** Begin **

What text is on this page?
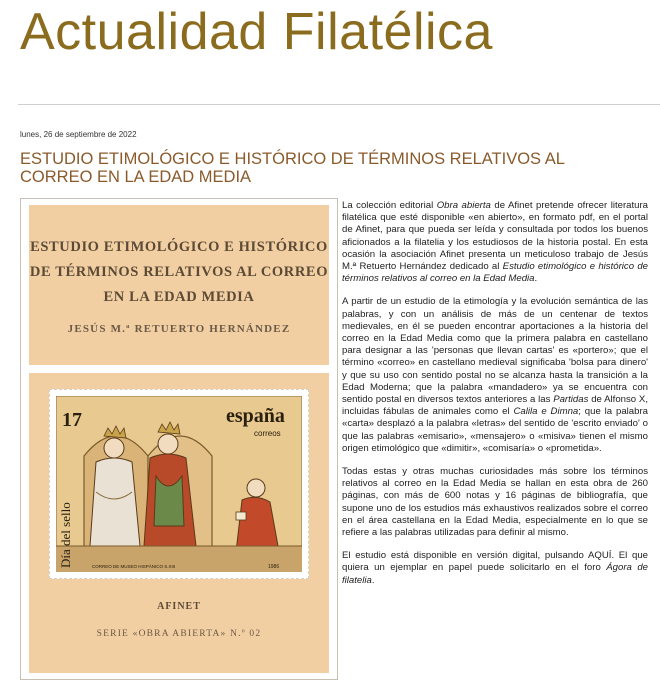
Actualidad Filatélica
lunes, 26 de septiembre de 2022
ESTUDIO ETIMOLÓGICO E HISTÓRICO DE TÉRMINOS RELATIVOS AL CORREO EN LA EDAD MEDIA
ESTUDIO ETIMOLÓGICO E HISTÓRICO
DE TÉRMINOS RELATIVOS AL CORREO
EN LA EDAD MEDIA
JESÚS M.ª RETUERTO HERNÁNDEZ
17	españa
correos
Día del sello	CORREO DE MUSEO HISPÁNICO S.XIII	1986
AFINET
SERIE «OBRA ABIERTA» N.º 02

La colección editorial Obra abierta de Afinet pretende ofrecer literatura filatélica que esté disponible «en abierto», en formato pdf, en el portal de Afinet, para que pueda ser leída y consultada por todos los buenos aficionados a la filatelia y los estudiosos de la historia postal. En esta ocasión la asociación Afinet presenta un meticuloso trabajo de Jesús M.ª Retuerto Hernández dedicado al Estudio etimológico e histórico de términos relativos al correo en la Edad Media.

A partir de un estudio de la etimología y la evolución semántica de las palabras, y con un análisis de más de un centenar de textos medievales, en él se pueden encontrar aportaciones a la historia del correo en la Edad Media como que la primera palabra en castellano para designar a las 'personas que llevan cartas' es «portero»; que el término «correo» en castellano medieval significaba 'bolsa para dinero' y que su uso con sentido postal no se alcanza hasta la transición a la Edad Moderna; que la palabra «mandadero» ya se encuentra con sentido postal en diversos textos anteriores a las Partidas de Alfonso X, incluidas fábulas de animales como el Calila e Dimna; que la palabra «carta» desplazó a la palabra «letras» del sentido de 'escrito enviado' o que las palabras «emisario», «mensajero» o «misiva» tienen el mismo origen etimológico que «dimitir», «comisaría» o «prometida».

Todas estas y otras muchas curiosidades más sobre los términos relativos al correo en la Edad Media se hallan en esta obra de 260 páginas, con más de 600 notas y 16 páginas de bibliografía, que supone uno de los estudios más exhaustivos realizados sobre el correo en el área castellana en la Edad Media, especialmente en lo que se refiere a las palabras utilizadas para definir al mismo.

El estudio está disponible en versión digital, pulsando AQUÍ. El que quiera un ejemplar en papel puede solicitarlo en el foro Ágora de filatelia.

** End **

The listing above must be printed again exactly, minus its pictures.

What text is on this page?
Actualidad Filatélica
lunes, 26 de septiembre de 2022
ESTUDIO ETIMOLÓGICO E HISTÓRICO DE TÉRMINOS RELATIVOS AL CORREO EN LA EDAD MEDIA
ESTUDIO ETIMOLÓGICO E HISTÓRICO
DE TÉRMINOS RELATIVOS AL CORREO
EN LA EDAD MEDIA
JESÚS M.ª RETUERTO HERNÁNDEZ
17	españa
correos
Día del sello	CORREO DE MUSEO HISPÁNICO S.XIII	1986
AFINET
SERIE «OBRA ABIERTA» N.º 02

La colección editorial Obra abierta de Afinet pretende ofrecer literatura filatélica que esté disponible «en abierto», en formato pdf, en el portal de Afinet, para que pueda ser leída y consultada por todos los buenos aficionados a la filatelia y los estudiosos de la historia postal. En esta ocasión la asociación Afinet presenta un meticuloso trabajo de Jesús M.ª Retuerto Hernández dedicado al Estudio etimológico e histórico de términos relativos al correo en la Edad Media.

A partir de un estudio de la etimología y la evolución semántica de las palabras, y con un análisis de más de un centenar de textos medievales, en él se pueden encontrar aportaciones a la historia del correo en la Edad Media como que la primera palabra en castellano para designar a las 'personas que llevan cartas' es «portero»; que el término «correo» en castellano medieval significaba 'bolsa para dinero' y que su uso con sentido postal no se alcanza hasta la transición a la Edad Moderna; que la palabra «mandadero» ya se encuentra con sentido postal en diversos textos anteriores a las Partidas de Alfonso X, incluidas fábulas de animales como el Calila e Dimna; que la palabra «carta» desplazó a la palabra «letras» del sentido de 'escrito enviado' o que las palabras «emisario», «mensajero» o «misiva» tienen el mismo origen etimológico que «dimitir», «comisaría» o «prometida».

Todas estas y otras muchas curiosidades más sobre los términos relativos al correo en la Edad Media se hallan en esta obra de 260 páginas, con más de 600 notas y 16 páginas de bibliografía, que supone uno de los estudios más exhaustivos realizados sobre el correo en el área castellana en la Edad Media, especialmente en lo que se refiere a las palabras utilizadas para definir al mismo.

El estudio está disponible en versión digital, pulsando AQUÍ. El que quiera un ejemplar en papel puede solicitarlo en el foro Ágora de filatelia.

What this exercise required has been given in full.